### EXERCISE DIRECTIONS
Write out, precisely and in full, each line of the material.

* * * * * * * * *

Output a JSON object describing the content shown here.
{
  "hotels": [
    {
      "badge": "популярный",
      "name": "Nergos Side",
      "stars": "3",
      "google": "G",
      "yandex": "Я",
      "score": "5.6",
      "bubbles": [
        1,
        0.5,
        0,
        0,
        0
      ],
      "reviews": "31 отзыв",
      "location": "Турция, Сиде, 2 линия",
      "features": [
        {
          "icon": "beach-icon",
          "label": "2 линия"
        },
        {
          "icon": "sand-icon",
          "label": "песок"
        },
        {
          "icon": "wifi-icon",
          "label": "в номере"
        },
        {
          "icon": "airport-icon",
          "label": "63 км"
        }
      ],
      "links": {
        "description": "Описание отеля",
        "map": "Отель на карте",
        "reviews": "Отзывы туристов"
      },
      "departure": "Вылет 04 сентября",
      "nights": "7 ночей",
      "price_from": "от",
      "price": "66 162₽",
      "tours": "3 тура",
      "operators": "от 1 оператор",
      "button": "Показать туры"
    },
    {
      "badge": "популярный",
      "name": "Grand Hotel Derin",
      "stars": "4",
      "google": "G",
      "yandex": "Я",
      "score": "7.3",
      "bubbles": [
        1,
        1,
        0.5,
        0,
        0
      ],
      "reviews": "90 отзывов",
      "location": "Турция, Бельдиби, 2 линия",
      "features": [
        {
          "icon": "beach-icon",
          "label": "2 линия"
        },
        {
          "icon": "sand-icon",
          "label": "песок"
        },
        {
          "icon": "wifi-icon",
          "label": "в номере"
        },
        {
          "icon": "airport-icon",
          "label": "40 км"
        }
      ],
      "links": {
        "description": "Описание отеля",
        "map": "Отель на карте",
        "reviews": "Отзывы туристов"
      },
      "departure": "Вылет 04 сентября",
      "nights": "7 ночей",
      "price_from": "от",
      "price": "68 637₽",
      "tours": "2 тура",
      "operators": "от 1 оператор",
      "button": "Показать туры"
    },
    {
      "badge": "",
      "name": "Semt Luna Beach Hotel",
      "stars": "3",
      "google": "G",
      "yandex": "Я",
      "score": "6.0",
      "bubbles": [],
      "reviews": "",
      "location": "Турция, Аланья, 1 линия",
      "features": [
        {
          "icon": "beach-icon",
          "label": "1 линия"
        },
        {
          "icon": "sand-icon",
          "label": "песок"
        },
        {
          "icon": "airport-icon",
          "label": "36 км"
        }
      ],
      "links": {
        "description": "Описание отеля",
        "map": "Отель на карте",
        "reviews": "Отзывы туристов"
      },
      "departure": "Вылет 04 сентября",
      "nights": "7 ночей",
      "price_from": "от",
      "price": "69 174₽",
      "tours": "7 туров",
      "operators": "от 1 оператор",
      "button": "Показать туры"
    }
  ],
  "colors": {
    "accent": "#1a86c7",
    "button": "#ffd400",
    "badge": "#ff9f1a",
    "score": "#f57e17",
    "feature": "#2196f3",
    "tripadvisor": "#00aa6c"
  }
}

* * * * * * * * *

### RESPONSE
Output a JSON object describing the content shown here.
{
  "hotels": [
    {
      "badge": "популярный",
      "name": "Nergos Side",
      "stars": "3",
      "google": "G",
      "yandex": "Я",
      "score": "5.6",
      "bubbles": [
        1,
        0.5,
        0,
        0,
        0
      ],
      "reviews": "31 отзыв",
      "location": "Турция, Сиде, 2 линия",
      "features": [
        {
          "icon": "beach-icon",
          "label": "2 линия"
        },
        {
          "icon": "sand-icon",
          "label": "песок"
        },
        {
          "icon": "wifi-icon",
          "label": "в номере"
        },
        {
          "icon": "airport-icon",
          "label": "63 км"
        }
      ],
      "links": {
        "description": "Описание отеля",
        "map": "Отель на карте",
        "reviews": "Отзывы туристов"
      },
      "departure": "Вылет 04 сентября",
      "nights": "7 ночей",
      "price_from": "от",
      "price": "66 162₽",
      "tours": "3 тура",
      "operators": "от 1 оператор",
      "button": "Показать туры"
    },
    {
      "badge": "популярный",
      "name": "Grand Hotel Derin",
      "stars": "4",
      "google": "G",
      "yandex": "Я",
      "score": "7.3",
      "bubbles": [
        1,
        1,
        0.5,
        0,
        0
      ],
      "reviews": "90 отзывов",
      "location": "Турция, Бельдиби, 2 линия",
      "features": [
        {
          "icon": "beach-icon",
          "label": "2 линия"
        },
        {
          "icon": "sand-icon",
          "label": "песок"
        },
        {
          "icon": "wifi-icon",
          "label": "в номере"
        },
        {
          "icon": "airport-icon",
          "label": "40 км"
        }
      ],
      "links": {
        "description": "Описание отеля",
        "map": "Отель на карте",
        "reviews": "Отзывы туристов"
      },
      "departure": "Вылет 04 сентября",
      "nights": "7 ночей",
      "price_from": "от",
      "price": "68 637₽",
      "tours": "2 тура",
      "operators": "от 1 оператор",
      "button": "Показать туры"
    },
    {
      "badge": "",
      "name": "Semt Luna Beach Hotel",
      "stars": "3",
      "google": "G",
      "yandex": "Я",
      "score": "6.0",
      "bubbles": [],
      "reviews": "",
      "location": "Турция, Аланья, 1 линия",
      "features": [
        {
          "icon": "beach-icon",
          "label": "1 линия"
        },
        {
          "icon": "sand-icon",
          "label": "песок"
        },
        {
          "icon": "airport-icon",
          "label": "36 км"
        }
      ],
      "links": {
        "description": "Описание отеля",
        "map": "Отель на карте",
        "reviews": "Отзывы туристов"
      },
      "departure": "Вылет 04 сентября",
      "nights": "7 ночей",
      "price_from": "от",
      "price": "69 174₽",
      "tours": "7 туров",
      "operators": "от 1 оператор",
      "button": "Показать туры"
    }
  ],
  "colors": {
    "accent": "#1a86c7",
    "button": "#ffd400",
    "badge": "#ff9f1a",
    "score": "#f57e17",
    "feature": "#2196f3",
    "tripadvisor": "#00aa6c"
  }
}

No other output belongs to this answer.